• **Given exercise**
Restate the entries below word for word, omitting nothing.

--- START Listed entries ---

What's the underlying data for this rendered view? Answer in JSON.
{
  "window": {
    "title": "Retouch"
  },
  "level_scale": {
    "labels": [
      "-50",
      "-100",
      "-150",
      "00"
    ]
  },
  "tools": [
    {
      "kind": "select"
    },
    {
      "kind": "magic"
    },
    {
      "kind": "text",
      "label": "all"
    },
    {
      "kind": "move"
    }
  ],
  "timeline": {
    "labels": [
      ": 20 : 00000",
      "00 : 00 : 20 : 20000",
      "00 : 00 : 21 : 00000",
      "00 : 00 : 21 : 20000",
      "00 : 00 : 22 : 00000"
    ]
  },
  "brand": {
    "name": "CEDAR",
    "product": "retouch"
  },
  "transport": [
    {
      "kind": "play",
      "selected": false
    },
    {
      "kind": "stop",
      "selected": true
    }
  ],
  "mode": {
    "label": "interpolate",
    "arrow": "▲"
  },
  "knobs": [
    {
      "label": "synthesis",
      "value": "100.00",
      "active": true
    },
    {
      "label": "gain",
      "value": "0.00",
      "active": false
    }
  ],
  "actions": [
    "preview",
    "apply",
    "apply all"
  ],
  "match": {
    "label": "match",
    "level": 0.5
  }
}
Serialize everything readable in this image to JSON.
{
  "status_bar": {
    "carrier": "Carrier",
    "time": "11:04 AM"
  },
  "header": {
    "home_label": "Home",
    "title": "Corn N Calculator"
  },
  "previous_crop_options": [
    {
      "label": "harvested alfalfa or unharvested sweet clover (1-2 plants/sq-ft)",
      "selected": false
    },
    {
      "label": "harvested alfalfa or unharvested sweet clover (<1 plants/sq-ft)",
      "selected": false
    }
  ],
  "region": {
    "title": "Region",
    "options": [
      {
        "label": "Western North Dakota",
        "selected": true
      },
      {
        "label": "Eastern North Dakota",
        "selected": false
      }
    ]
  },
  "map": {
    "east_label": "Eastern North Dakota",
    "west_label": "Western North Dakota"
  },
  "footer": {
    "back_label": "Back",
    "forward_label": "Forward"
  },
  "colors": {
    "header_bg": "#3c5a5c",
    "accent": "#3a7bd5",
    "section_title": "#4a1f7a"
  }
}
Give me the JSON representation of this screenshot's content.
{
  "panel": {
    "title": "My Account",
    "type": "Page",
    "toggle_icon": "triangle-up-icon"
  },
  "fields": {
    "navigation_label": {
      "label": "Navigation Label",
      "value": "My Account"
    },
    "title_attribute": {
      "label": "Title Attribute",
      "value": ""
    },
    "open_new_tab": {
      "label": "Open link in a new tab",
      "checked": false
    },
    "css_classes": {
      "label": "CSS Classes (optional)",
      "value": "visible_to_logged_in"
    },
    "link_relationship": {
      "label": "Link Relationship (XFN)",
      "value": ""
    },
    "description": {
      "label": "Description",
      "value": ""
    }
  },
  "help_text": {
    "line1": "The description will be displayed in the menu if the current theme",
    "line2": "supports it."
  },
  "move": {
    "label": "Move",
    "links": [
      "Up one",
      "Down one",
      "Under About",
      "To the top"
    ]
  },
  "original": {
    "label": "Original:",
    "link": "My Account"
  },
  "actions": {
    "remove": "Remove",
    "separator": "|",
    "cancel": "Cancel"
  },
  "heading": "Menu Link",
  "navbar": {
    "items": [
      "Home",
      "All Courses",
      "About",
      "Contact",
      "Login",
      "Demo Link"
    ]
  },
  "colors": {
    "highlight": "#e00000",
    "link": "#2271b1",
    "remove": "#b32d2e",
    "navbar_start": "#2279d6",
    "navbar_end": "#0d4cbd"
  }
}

--- END Listed entries ---

• **Answer to the task**
What's the underlying data for this rendered view? Answer in JSON.
{
  "window": {
    "title": "Retouch"
  },
  "level_scale": {
    "labels": [
      "-50",
      "-100",
      "-150",
      "00"
    ]
  },
  "tools": [
    {
      "kind": "select"
    },
    {
      "kind": "magic"
    },
    {
      "kind": "text",
      "label": "all"
    },
    {
      "kind": "move"
    }
  ],
  "timeline": {
    "labels": [
      ": 20 : 00000",
      "00 : 00 : 20 : 20000",
      "00 : 00 : 21 : 00000",
      "00 : 00 : 21 : 20000",
      "00 : 00 : 22 : 00000"
    ]
  },
  "brand": {
    "name": "CEDAR",
    "product": "retouch"
  },
  "transport": [
    {
      "kind": "play",
      "selected": false
    },
    {
      "kind": "stop",
      "selected": true
    }
  ],
  "mode": {
    "label": "interpolate",
    "arrow": "▲"
  },
  "knobs": [
    {
      "label": "synthesis",
      "value": "100.00",
      "active": true
    },
    {
      "label": "gain",
      "value": "0.00",
      "active": false
    }
  ],
  "actions": [
    "preview",
    "apply",
    "apply all"
  ],
  "match": {
    "label": "match",
    "level": 0.5
  }
}
Serialize everything readable in this image to JSON.
{
  "status_bar": {
    "carrier": "Carrier",
    "time": "11:04 AM"
  },
  "header": {
    "home_label": "Home",
    "title": "Corn N Calculator"
  },
  "previous_crop_options": [
    {
      "label": "harvested alfalfa or unharvested sweet clover (1-2 plants/sq-ft)",
      "selected": false
    },
    {
      "label": "harvested alfalfa or unharvested sweet clover (<1 plants/sq-ft)",
      "selected": false
    }
  ],
  "region": {
    "title": "Region",
    "options": [
      {
        "label": "Western North Dakota",
        "selected": true
      },
      {
        "label": "Eastern North Dakota",
        "selected": false
      }
    ]
  },
  "map": {
    "east_label": "Eastern North Dakota",
    "west_label": "Western North Dakota"
  },
  "footer": {
    "back_label": "Back",
    "forward_label": "Forward"
  },
  "colors": {
    "header_bg": "#3c5a5c",
    "accent": "#3a7bd5",
    "section_title": "#4a1f7a"
  }
}
Give me the JSON representation of this screenshot's content.
{
  "panel": {
    "title": "My Account",
    "type": "Page",
    "toggle_icon": "triangle-up-icon"
  },
  "fields": {
    "navigation_label": {
      "label": "Navigation Label",
      "value": "My Account"
    },
    "title_attribute": {
      "label": "Title Attribute",
      "value": ""
    },
    "open_new_tab": {
      "label": "Open link in a new tab",
      "checked": false
    },
    "css_classes": {
      "label": "CSS Classes (optional)",
      "value": "visible_to_logged_in"
    },
    "link_relationship": {
      "label": "Link Relationship (XFN)",
      "value": ""
    },
    "description": {
      "label": "Description",
      "value": ""
    }
  },
  "help_text": {
    "line1": "The description will be displayed in the menu if the current theme",
    "line2": "supports it."
  },
  "move": {
    "label": "Move",
    "links": [
      "Up one",
      "Down one",
      "Under About",
      "To the top"
    ]
  },
  "original": {
    "label": "Original:",
    "link": "My Account"
  },
  "actions": {
    "remove": "Remove",
    "separator": "|",
    "cancel": "Cancel"
  },
  "heading": "Menu Link",
  "navbar": {
    "items": [
      "Home",
      "All Courses",
      "About",
      "Contact",
      "Login",
      "Demo Link"
    ]
  },
  "colors": {
    "highlight": "#e00000",
    "link": "#2271b1",
    "remove": "#b32d2e",
    "navbar_start": "#2279d6",
    "navbar_end": "#0d4cbd"
  }
}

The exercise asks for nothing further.